• [Aim of the exercise]
Copy out every one of the lines below word for word, changing nothing.

• [Given data]
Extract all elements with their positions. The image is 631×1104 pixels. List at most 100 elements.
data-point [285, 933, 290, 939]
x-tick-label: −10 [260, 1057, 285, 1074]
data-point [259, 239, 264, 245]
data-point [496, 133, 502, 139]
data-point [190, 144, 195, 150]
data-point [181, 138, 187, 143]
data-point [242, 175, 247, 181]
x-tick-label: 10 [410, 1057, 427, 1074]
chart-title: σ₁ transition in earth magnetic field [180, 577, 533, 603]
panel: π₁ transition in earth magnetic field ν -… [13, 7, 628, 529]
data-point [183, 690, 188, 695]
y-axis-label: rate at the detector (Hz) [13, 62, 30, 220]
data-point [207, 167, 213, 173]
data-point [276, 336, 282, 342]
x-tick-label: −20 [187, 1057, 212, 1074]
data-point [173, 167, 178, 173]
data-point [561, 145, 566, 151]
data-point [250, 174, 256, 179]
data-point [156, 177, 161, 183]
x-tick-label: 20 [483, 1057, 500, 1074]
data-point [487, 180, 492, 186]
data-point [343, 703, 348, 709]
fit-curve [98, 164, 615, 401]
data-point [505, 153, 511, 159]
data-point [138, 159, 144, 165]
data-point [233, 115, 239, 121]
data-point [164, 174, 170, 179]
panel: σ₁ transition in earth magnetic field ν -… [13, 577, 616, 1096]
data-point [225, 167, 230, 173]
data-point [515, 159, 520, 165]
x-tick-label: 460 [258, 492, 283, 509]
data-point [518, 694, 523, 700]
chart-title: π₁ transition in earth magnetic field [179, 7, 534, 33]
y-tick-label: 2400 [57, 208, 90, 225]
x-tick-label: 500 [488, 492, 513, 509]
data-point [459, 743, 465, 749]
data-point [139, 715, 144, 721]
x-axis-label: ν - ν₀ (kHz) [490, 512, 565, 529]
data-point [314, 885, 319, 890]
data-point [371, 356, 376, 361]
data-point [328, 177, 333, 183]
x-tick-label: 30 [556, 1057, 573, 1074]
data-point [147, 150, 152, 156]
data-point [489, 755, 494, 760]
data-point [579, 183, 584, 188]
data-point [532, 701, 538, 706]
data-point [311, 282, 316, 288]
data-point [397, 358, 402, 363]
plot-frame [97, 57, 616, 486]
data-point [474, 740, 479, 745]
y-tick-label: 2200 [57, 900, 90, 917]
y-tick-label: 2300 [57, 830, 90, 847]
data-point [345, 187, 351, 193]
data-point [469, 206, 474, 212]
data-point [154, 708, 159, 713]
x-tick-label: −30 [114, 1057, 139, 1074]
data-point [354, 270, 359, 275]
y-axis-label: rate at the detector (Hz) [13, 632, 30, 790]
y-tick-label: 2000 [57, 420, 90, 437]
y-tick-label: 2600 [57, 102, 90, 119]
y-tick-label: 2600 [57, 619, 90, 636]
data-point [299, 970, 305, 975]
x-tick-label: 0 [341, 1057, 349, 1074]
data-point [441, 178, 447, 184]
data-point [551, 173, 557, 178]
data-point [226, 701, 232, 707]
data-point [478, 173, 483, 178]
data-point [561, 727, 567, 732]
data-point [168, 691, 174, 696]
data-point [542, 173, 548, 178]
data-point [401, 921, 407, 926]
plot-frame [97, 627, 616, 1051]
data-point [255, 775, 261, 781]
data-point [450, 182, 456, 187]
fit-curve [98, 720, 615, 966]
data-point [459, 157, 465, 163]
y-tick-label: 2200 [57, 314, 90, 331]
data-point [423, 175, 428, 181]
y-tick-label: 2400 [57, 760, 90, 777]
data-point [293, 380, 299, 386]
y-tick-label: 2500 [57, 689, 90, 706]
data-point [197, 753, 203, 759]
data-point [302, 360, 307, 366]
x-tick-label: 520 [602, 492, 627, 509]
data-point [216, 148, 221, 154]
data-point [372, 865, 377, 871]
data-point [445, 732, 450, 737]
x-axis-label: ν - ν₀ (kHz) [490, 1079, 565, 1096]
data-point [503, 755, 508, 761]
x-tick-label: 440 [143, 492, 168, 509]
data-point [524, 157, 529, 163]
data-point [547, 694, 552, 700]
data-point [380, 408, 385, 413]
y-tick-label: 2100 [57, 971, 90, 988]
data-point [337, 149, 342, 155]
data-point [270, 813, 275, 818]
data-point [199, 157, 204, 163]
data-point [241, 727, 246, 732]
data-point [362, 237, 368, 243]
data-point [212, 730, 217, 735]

• [Expected answer]
Extract all elements with their positions. The image is 631×1104 pixels. List at most 100 elements.
data-point [285, 933, 290, 939]
x-tick-label: −10 [260, 1057, 285, 1074]
data-point [259, 239, 264, 245]
data-point [496, 133, 502, 139]
data-point [190, 144, 195, 150]
data-point [181, 138, 187, 143]
data-point [242, 175, 247, 181]
x-tick-label: 10 [410, 1057, 427, 1074]
chart-title: σ₁ transition in earth magnetic field [180, 577, 533, 603]
panel: π₁ transition in earth magnetic field ν -… [13, 7, 628, 529]
data-point [183, 690, 188, 695]
y-axis-label: rate at the detector (Hz) [13, 62, 30, 220]
data-point [207, 167, 213, 173]
data-point [276, 336, 282, 342]
x-tick-label: −20 [187, 1057, 212, 1074]
data-point [173, 167, 178, 173]
data-point [561, 145, 566, 151]
data-point [250, 174, 256, 179]
data-point [156, 177, 161, 183]
x-tick-label: 20 [483, 1057, 500, 1074]
data-point [487, 180, 492, 186]
data-point [343, 703, 348, 709]
fit-curve [98, 164, 615, 401]
data-point [505, 153, 511, 159]
data-point [138, 159, 144, 165]
data-point [233, 115, 239, 121]
data-point [164, 174, 170, 179]
panel: σ₁ transition in earth magnetic field ν -… [13, 577, 616, 1096]
data-point [225, 167, 230, 173]
data-point [515, 159, 520, 165]
x-tick-label: 460 [258, 492, 283, 509]
data-point [518, 694, 523, 700]
chart-title: π₁ transition in earth magnetic field [179, 7, 534, 33]
y-tick-label: 2400 [57, 208, 90, 225]
x-tick-label: 500 [488, 492, 513, 509]
data-point [459, 743, 465, 749]
data-point [139, 715, 144, 721]
x-axis-label: ν - ν₀ (kHz) [490, 512, 565, 529]
data-point [314, 885, 319, 890]
data-point [371, 356, 376, 361]
data-point [328, 177, 333, 183]
x-tick-label: 30 [556, 1057, 573, 1074]
data-point [147, 150, 152, 156]
data-point [489, 755, 494, 760]
data-point [579, 183, 584, 188]
data-point [532, 701, 538, 706]
data-point [311, 282, 316, 288]
data-point [397, 358, 402, 363]
plot-frame [97, 57, 616, 486]
data-point [474, 740, 479, 745]
y-tick-label: 2200 [57, 900, 90, 917]
y-tick-label: 2300 [57, 830, 90, 847]
data-point [345, 187, 351, 193]
data-point [469, 206, 474, 212]
data-point [154, 708, 159, 713]
x-tick-label: −30 [114, 1057, 139, 1074]
data-point [354, 270, 359, 275]
y-axis-label: rate at the detector (Hz) [13, 632, 30, 790]
y-tick-label: 2000 [57, 420, 90, 437]
y-tick-label: 2600 [57, 102, 90, 119]
y-tick-label: 2600 [57, 619, 90, 636]
data-point [299, 970, 305, 975]
x-tick-label: 0 [341, 1057, 349, 1074]
data-point [441, 178, 447, 184]
data-point [551, 173, 557, 178]
data-point [226, 701, 232, 707]
data-point [478, 173, 483, 178]
data-point [561, 727, 567, 732]
data-point [168, 691, 174, 696]
data-point [542, 173, 548, 178]
data-point [401, 921, 407, 926]
plot-frame [97, 627, 616, 1051]
data-point [255, 775, 261, 781]
data-point [450, 182, 456, 187]
fit-curve [98, 720, 615, 966]
data-point [459, 157, 465, 163]
y-tick-label: 2200 [57, 314, 90, 331]
data-point [423, 175, 428, 181]
y-tick-label: 2400 [57, 760, 90, 777]
data-point [293, 380, 299, 386]
y-tick-label: 2500 [57, 689, 90, 706]
data-point [197, 753, 203, 759]
data-point [302, 360, 307, 366]
x-tick-label: 520 [602, 492, 627, 509]
data-point [216, 148, 221, 154]
data-point [372, 865, 377, 871]
data-point [445, 732, 450, 737]
x-axis-label: ν - ν₀ (kHz) [490, 1079, 565, 1096]
data-point [503, 755, 508, 761]
x-tick-label: 440 [143, 492, 168, 509]
data-point [524, 157, 529, 163]
data-point [547, 694, 552, 700]
data-point [380, 408, 385, 413]
y-tick-label: 2100 [57, 971, 90, 988]
data-point [337, 149, 342, 155]
data-point [270, 813, 275, 818]
data-point [199, 157, 204, 163]
data-point [241, 727, 246, 732]
data-point [362, 237, 368, 243]
data-point [212, 730, 217, 735]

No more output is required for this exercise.